## WHAT TO DO
Count every line that includes the string "zwischen" in the entries that follow. Nothing besides the number is needed.

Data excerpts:
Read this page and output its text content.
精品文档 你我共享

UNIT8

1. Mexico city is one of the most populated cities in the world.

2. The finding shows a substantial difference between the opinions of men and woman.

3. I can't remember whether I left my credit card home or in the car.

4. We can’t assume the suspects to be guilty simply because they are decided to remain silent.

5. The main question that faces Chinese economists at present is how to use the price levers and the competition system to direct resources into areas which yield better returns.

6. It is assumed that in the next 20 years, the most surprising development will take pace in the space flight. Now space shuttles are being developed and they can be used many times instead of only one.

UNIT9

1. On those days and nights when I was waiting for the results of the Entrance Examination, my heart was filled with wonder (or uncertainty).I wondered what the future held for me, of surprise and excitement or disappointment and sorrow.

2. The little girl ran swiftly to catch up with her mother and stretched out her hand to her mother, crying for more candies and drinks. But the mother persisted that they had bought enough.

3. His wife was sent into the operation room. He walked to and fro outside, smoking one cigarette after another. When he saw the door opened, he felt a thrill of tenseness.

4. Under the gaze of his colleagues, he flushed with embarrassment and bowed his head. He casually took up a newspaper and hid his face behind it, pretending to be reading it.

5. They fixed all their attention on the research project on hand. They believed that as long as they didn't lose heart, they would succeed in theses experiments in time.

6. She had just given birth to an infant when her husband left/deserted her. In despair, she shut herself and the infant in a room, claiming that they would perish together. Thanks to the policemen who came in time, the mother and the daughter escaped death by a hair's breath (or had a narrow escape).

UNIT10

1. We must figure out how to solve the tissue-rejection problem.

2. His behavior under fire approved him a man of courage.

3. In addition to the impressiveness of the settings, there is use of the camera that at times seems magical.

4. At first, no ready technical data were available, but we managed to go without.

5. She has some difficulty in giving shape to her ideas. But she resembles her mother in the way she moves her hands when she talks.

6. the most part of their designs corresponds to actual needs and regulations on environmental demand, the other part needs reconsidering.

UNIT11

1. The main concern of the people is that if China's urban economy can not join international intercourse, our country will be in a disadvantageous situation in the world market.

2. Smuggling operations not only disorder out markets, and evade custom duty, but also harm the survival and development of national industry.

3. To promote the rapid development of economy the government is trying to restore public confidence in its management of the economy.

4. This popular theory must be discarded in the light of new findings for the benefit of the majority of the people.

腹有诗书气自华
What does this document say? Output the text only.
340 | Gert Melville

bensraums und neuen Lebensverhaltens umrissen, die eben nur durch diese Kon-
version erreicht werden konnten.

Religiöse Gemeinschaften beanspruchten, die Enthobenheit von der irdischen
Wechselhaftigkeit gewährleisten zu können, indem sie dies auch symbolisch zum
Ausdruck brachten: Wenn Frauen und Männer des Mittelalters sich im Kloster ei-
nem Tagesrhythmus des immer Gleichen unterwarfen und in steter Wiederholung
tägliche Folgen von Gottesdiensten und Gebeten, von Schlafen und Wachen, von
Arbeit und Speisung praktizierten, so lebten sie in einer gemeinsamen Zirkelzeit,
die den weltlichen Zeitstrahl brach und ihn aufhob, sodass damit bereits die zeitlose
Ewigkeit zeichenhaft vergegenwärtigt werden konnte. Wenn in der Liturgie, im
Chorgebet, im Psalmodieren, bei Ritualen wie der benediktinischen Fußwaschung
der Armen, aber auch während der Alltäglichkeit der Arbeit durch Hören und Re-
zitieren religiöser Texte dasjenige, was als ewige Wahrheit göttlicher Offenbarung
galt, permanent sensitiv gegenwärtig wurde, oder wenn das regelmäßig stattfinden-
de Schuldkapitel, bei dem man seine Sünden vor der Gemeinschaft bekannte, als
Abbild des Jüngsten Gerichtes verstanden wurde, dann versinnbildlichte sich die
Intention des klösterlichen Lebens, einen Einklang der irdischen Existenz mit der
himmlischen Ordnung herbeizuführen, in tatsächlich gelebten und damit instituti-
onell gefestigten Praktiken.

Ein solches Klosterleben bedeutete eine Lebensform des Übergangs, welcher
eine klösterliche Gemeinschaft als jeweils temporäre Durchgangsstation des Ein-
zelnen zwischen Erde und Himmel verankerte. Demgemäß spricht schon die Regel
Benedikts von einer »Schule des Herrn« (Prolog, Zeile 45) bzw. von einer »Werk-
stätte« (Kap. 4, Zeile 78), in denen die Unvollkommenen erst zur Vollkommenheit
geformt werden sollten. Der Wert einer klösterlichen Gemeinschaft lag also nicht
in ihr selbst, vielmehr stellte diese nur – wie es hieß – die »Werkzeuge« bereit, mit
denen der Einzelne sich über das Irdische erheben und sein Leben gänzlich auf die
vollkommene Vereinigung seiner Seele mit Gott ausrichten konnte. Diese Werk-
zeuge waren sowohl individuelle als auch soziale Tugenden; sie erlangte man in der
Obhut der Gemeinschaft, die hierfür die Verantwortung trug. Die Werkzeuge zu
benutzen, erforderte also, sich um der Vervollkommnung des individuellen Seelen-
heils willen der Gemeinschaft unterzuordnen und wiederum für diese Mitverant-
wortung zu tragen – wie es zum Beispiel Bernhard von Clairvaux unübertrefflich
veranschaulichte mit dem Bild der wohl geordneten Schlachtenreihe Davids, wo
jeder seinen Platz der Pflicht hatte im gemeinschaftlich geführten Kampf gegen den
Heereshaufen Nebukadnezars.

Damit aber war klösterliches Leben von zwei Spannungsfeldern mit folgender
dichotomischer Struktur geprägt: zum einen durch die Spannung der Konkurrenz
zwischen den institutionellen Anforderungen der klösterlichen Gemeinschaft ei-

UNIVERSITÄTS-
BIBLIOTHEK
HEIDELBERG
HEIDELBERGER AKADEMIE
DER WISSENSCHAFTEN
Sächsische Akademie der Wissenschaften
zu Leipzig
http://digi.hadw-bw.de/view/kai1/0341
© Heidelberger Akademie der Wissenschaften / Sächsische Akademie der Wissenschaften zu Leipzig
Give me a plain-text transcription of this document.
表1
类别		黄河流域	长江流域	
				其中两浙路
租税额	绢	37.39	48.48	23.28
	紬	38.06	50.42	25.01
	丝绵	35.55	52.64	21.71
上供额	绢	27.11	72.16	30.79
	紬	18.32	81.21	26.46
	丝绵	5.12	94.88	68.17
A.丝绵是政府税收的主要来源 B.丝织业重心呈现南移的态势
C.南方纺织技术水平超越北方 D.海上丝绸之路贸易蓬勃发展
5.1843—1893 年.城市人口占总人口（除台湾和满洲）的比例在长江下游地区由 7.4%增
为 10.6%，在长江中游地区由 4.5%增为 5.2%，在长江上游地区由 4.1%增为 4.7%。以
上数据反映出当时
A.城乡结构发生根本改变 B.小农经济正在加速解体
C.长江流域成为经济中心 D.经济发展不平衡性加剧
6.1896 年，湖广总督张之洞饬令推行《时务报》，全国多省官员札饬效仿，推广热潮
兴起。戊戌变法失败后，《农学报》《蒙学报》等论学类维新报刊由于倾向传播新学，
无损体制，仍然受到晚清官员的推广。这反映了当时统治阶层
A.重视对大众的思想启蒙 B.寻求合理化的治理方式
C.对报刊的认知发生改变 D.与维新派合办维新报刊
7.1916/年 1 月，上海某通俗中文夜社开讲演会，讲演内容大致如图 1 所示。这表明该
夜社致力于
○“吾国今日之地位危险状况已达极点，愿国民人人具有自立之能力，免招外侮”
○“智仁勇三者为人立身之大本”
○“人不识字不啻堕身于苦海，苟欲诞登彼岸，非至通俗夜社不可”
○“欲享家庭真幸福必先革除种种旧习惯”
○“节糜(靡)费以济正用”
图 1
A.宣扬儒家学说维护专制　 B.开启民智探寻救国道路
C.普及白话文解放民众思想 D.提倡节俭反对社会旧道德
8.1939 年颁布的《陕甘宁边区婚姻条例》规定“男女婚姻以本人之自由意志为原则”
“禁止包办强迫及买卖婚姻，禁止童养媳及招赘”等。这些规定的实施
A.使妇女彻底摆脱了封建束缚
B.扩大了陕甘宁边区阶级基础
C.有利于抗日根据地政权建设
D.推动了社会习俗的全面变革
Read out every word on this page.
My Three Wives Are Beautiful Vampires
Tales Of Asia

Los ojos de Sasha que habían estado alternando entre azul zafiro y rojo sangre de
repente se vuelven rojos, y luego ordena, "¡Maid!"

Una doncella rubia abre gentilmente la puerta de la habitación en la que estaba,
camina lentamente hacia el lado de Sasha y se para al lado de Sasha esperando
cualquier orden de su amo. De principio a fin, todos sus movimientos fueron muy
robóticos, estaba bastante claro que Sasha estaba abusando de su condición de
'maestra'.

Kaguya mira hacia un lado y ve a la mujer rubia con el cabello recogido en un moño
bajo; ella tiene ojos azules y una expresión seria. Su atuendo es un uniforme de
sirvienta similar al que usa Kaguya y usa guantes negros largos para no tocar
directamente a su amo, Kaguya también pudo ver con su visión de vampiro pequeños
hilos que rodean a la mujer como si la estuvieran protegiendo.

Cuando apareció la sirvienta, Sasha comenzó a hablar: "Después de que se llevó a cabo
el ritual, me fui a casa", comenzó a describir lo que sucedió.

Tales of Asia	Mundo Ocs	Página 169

## ANSWER FOR THE TASK
2